- [Work to complete]:
Drop all images and give the records again exactly.
--- Material provided ---
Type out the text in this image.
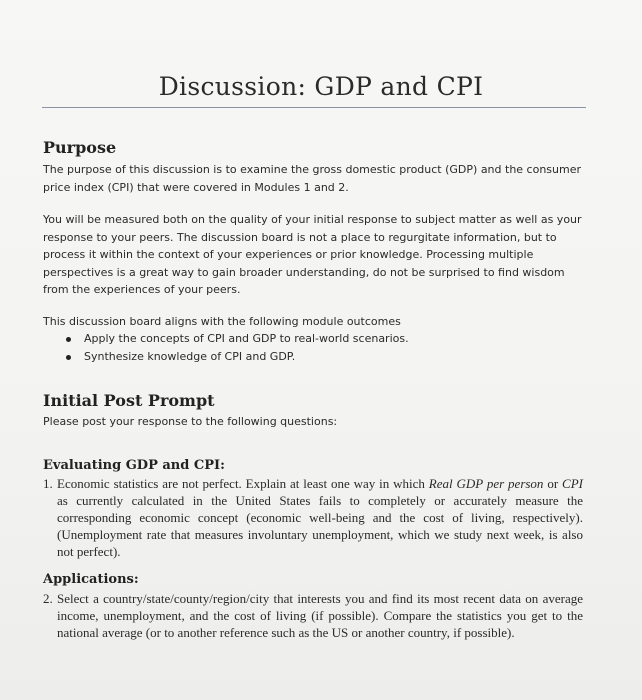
Discussion: GDP and CPI
Purpose
The purpose of this discussion is to examine the gross domestic product (GDP) and the consumer price index (CPI) that were covered in Modules 1 and 2.
You will be measured both on the quality of your initial response to subject matter as well as your response to your peers. The discussion board is not a place to regurgitate information, but to process it within the context of your experiences or prior knowledge. Processing multiple perspectives is a great way to gain broader understanding, do not be surprised to find wisdom from the experiences of your peers.
This discussion board aligns with the following module outcomes
Apply the concepts of CPI and GDP to real-world scenarios.
Synthesize knowledge of CPI and GDP.
Initial Post Prompt
Please post your response to the following questions:
Evaluating GDP and CPI:
1. Economic statistics are not perfect. Explain at least one way in which Real GDP per person or CPI as currently calculated in the United States fails to completely or accurately measure the corresponding economic concept (economic well-being and the cost of living, respectively). (Unemployment rate that measures involuntary unemployment, which we study next week, is also not perfect).
Applications:
2. Select a country/state/county/region/city that interests you and find its most recent data on average income, unemployment, and the cost of living (if possible). Compare the statistics you get to the national average (or to another reference such as the US or another country, if possible).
---
- [Exercise solution]:
Type out the text in this image.
Discussion: GDP and CPI
Purpose
The purpose of this discussion is to examine the gross domestic product (GDP) and the consumer price index (CPI) that were covered in Modules 1 and 2.
You will be measured both on the quality of your initial response to subject matter as well as your response to your peers. The discussion board is not a place to regurgitate information, but to process it within the context of your experiences or prior knowledge. Processing multiple perspectives is a great way to gain broader understanding, do not be surprised to find wisdom from the experiences of your peers.
This discussion board aligns with the following module outcomes
Apply the concepts of CPI and GDP to real-world scenarios.
Synthesize knowledge of CPI and GDP.
Initial Post Prompt
Please post your response to the following questions:
Evaluating GDP and CPI:
1. Economic statistics are not perfect. Explain at least one way in which Real GDP per person or CPI as currently calculated in the United States fails to completely or accurately measure the corresponding economic concept (economic well-being and the cost of living, respectively). (Unemployment rate that measures involuntary unemployment, which we study next week, is also not perfect).
Applications:
2. Select a country/state/county/region/city that interests you and find its most recent data on average income, unemployment, and the cost of living (if possible). Compare the statistics you get to the national average (or to another reference such as the US or another country, if possible).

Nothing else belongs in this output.